**Data for this exercise:**
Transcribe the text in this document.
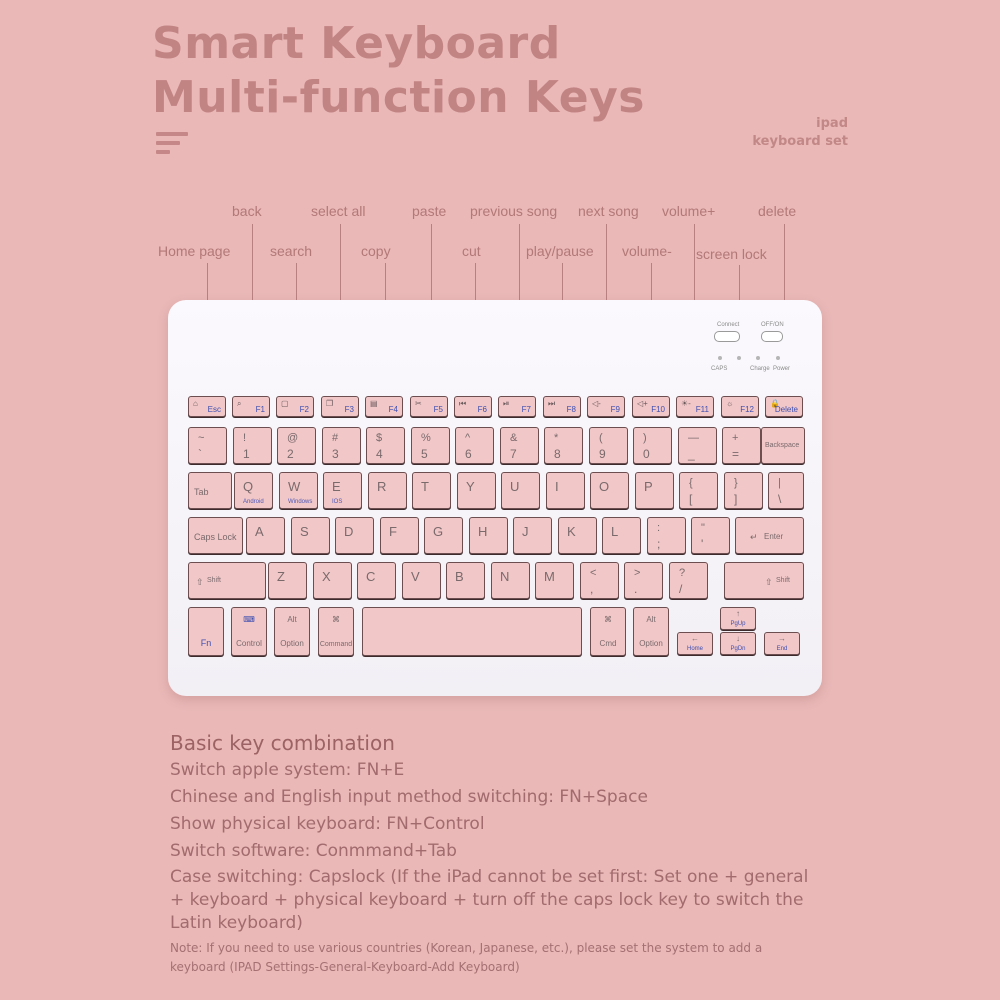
Smart Keyboard
Multi-function Keys
ipad
keyboard set
back	select all	paste previous song next song volume+	delete
Home page	search	copy	cut	play/pause volume- screen lock
Connect	OFF/ON
CAPS	Charge Power
⌂
Esc
⌕
F1
▢
F2
❐
F3
▤
F4
✂
F5
⏮
F6
⏯
F7
⏭
F8
◁-
F9
◁+
F10
☀-
F11
☼
F12
🔒
Delete
~
`
!
1
@
2
#
3
$
4
%
5
^
6
&
7
*
8
(
9
)
0
—
_
+
=
Backspace
Tab	Q
Android
W
Windows
E
IOS
R	T	Y	U	I	O	P	{
[
}
]
|
\
Caps Lock A	S	D	F	G	H	J	K	L	:
;
"
'	↵ Enter
⇧ Shift	Z	X	C	V	B	N	M	<
,
>
.
?
/	⇧ Shift
Fn
⌨
Control
Alt
Option
⌘
Command
⌘
Cmd
Alt
Option
←
Home
↑
PgUp
↓
PgDn
→
End
Basic key combination
Switch apple system: FN+E
Chinese and English input method switching: FN+Space
Show physical keyboard: FN+Control
Switch software: Conmmand+Tab
Case switching: Capslock (If the iPad cannot be set first: Set one + general + keyboard + physical keyboard + turn off the caps lock key to switch the Latin keyboard)
Note: If you need to use various countries (Korean, Japanese, etc.), please set the system to add a keyboard (IPAD Settings-General-Keyboard-Add Keyboard)
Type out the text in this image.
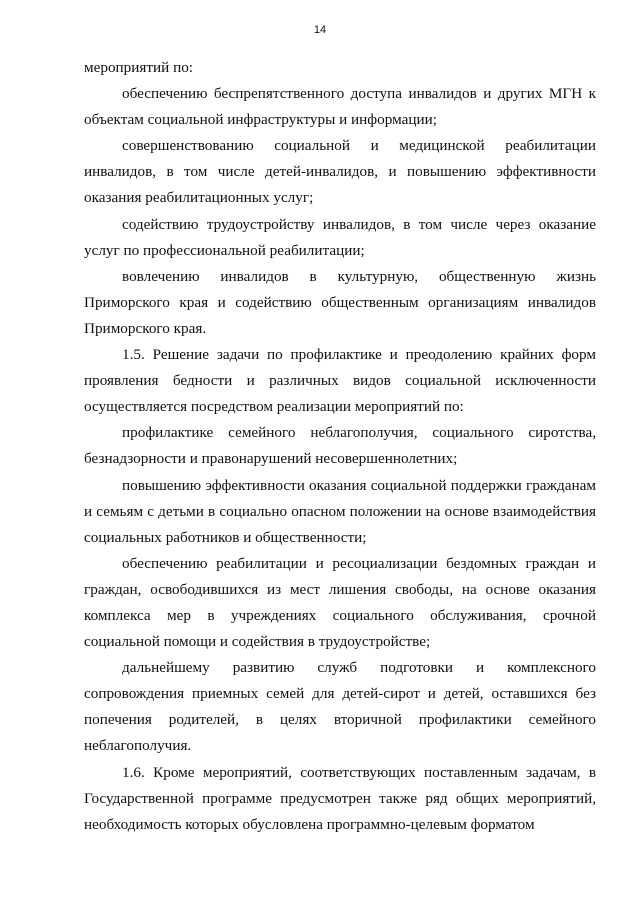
14

мероприятий по:

обеспечению беспрепятственного доступа инвалидов и других МГН к объектам социальной инфраструктуры и информации;

совершенствованию социальной и медицинской реабилитации инвалидов, в том числе детей-инвалидов, и повышению эффективности оказания реабилитационных услуг;

содействию трудоустройству инвалидов, в том числе через оказание услуг по профессиональной реабилитации;

вовлечению инвалидов в культурную, общественную жизнь Приморского края и содействию общественным организациям инвалидов Приморского края.

1.5. Решение задачи по профилактике и преодолению крайних форм проявления бедности и различных видов социальной исключенности осуществляется посредством реализации мероприятий по:

профилактике семейного неблагополучия, социального сиротства, безнадзорности и правонарушений несовершеннолетних;

повышению эффективности оказания социальной поддержки гражданам и семьям с детьми в социально опасном положении на основе взаимодействия социальных работников и общественности;

обеспечению реабилитации и ресоциализации бездомных граждан и граждан, освободившихся из мест лишения свободы, на основе оказания комплекса мер в учреждениях социального обслуживания, срочной социальной помощи и содействия в трудоустройстве;

дальнейшему развитию служб подготовки и комплексного сопровождения приемных семей для детей-сирот и детей, оставшихся без попечения родителей, в целях вторичной профилактики семейного неблагополучия.

1.6. Кроме мероприятий, соответствующих поставленным задачам, в Государственной программе предусмотрен также ряд общих мероприятий, необходимость которых обусловлена программно-целевым форматом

**Exercise requirements:**
Select every line of the material above holding the word "услуг" and copy it.

**Complete output:**
совершенствованию социальной и медицинской реабилитации инвалидов, в том числе детей-инвалидов, и повышению эффективности оказания реабилитационных услуг;
содействию трудоустройству инвалидов, в том числе через оказание услуг по профессиональной реабилитации;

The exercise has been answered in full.